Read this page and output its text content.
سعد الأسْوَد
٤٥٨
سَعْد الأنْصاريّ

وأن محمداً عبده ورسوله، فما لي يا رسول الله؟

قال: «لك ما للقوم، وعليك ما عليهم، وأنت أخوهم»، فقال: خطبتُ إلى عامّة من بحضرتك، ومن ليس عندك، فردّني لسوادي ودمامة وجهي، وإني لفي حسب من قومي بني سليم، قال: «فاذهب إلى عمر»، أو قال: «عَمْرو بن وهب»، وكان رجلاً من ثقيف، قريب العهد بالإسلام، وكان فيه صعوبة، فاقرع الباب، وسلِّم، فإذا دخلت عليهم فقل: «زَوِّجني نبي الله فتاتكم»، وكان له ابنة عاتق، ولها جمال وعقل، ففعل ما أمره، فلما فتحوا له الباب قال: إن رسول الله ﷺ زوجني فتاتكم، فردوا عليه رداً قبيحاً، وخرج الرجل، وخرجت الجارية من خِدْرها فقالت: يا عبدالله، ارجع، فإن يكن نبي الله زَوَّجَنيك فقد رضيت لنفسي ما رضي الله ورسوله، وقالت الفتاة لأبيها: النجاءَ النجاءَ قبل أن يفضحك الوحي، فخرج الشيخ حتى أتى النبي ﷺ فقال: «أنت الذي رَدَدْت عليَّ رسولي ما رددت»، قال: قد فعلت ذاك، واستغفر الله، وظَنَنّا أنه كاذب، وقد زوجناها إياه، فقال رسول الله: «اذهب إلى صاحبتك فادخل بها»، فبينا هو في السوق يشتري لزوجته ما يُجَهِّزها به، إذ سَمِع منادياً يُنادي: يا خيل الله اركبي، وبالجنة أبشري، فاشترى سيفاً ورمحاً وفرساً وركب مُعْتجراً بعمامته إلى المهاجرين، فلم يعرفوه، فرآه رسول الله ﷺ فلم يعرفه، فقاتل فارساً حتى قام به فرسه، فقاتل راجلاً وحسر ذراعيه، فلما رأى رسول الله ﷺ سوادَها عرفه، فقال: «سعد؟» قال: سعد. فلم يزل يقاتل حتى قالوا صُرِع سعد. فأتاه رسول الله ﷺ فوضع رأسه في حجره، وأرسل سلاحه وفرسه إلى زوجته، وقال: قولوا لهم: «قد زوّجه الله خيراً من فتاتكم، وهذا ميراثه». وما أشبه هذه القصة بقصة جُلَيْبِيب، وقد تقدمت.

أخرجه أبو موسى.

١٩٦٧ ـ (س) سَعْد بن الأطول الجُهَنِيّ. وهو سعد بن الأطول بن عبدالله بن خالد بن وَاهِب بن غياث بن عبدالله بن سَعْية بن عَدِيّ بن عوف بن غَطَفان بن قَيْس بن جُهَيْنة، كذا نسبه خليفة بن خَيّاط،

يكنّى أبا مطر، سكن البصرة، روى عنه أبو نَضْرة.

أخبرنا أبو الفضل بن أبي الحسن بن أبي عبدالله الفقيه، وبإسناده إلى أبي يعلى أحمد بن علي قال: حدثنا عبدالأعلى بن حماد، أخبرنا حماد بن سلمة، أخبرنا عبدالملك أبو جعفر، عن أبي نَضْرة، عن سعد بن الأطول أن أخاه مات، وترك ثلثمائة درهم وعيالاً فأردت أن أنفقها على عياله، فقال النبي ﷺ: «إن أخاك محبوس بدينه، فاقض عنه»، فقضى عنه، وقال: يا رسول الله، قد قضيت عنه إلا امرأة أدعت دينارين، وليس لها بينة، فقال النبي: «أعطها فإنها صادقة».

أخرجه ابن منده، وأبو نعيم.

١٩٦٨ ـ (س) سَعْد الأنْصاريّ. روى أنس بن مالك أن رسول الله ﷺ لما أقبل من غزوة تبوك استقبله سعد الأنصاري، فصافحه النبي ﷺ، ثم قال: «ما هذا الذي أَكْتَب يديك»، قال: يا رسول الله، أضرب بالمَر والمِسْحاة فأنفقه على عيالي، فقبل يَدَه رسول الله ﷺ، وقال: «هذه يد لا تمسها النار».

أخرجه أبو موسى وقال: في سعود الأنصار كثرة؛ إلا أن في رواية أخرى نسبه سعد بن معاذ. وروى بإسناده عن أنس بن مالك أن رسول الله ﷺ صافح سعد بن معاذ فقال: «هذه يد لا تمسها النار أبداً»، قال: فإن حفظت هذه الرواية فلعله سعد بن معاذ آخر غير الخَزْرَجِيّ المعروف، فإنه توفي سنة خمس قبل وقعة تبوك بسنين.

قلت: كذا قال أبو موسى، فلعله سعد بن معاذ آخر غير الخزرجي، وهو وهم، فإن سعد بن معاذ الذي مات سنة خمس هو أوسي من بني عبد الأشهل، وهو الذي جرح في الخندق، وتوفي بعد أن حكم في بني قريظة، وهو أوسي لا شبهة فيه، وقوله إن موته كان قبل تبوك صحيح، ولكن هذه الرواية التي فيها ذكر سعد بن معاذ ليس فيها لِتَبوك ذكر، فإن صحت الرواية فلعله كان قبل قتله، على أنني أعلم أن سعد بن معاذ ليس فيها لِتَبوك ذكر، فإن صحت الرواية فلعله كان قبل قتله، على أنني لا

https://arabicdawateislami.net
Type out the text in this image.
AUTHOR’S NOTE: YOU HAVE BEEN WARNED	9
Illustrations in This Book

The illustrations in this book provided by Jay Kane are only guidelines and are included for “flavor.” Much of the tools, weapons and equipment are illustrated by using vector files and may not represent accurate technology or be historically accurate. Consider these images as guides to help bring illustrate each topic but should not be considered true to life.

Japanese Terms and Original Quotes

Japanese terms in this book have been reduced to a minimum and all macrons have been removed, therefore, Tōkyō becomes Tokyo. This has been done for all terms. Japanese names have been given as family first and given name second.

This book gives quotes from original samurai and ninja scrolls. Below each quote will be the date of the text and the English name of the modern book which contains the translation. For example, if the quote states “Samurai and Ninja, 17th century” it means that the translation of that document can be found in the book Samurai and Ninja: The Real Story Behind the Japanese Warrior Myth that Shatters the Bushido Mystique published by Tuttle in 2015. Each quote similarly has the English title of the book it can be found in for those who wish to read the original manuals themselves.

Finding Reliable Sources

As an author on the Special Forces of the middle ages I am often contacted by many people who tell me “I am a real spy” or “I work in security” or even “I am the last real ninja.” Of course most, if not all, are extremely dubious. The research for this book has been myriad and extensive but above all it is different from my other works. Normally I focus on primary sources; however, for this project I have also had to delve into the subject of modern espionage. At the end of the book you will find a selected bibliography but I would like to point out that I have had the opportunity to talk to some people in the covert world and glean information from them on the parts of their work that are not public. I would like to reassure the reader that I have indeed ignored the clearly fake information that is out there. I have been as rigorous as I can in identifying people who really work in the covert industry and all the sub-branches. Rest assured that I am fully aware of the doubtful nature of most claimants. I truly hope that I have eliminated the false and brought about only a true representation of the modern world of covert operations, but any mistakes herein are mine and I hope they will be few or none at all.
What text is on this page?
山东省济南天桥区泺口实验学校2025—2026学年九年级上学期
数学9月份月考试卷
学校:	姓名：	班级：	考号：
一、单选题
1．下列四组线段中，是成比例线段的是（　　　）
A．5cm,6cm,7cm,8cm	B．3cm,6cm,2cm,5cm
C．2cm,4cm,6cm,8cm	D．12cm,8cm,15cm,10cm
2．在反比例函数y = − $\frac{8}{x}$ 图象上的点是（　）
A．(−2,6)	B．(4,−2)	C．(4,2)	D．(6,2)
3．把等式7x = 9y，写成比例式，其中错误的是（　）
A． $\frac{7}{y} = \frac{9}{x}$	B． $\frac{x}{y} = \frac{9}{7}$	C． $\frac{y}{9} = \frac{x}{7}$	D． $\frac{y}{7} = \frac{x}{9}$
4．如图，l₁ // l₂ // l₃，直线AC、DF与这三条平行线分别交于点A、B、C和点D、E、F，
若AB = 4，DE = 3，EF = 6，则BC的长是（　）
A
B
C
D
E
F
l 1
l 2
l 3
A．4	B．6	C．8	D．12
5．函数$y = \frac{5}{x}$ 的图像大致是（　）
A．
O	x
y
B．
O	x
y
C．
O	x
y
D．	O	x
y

===

_What the task requires_
Within the data above, pick out all lines holding the word "أخرجه".

_Result for this exercise_
أخرجه أبو موسى.
أخرجه ابن منده، وأبو نعيم.
أخرجه أبو موسى وقال: في سعود الأنصار كثرة؛ إلا أن في رواية أخرى نسبه سعد بن معاذ. وروى بإسناده عن أنس بن مالك أن رسول الله ﷺ صافح سعد بن معاذ فقال: «هذه يد لا تمسها النار أبداً»، قال: فإن حفظت هذه الرواية فلعله سعد بن معاذ آخر غير الخَزْرَجِيّ المعروف، فإنه توفي سنة خمس قبل وقعة تبوك بسنين.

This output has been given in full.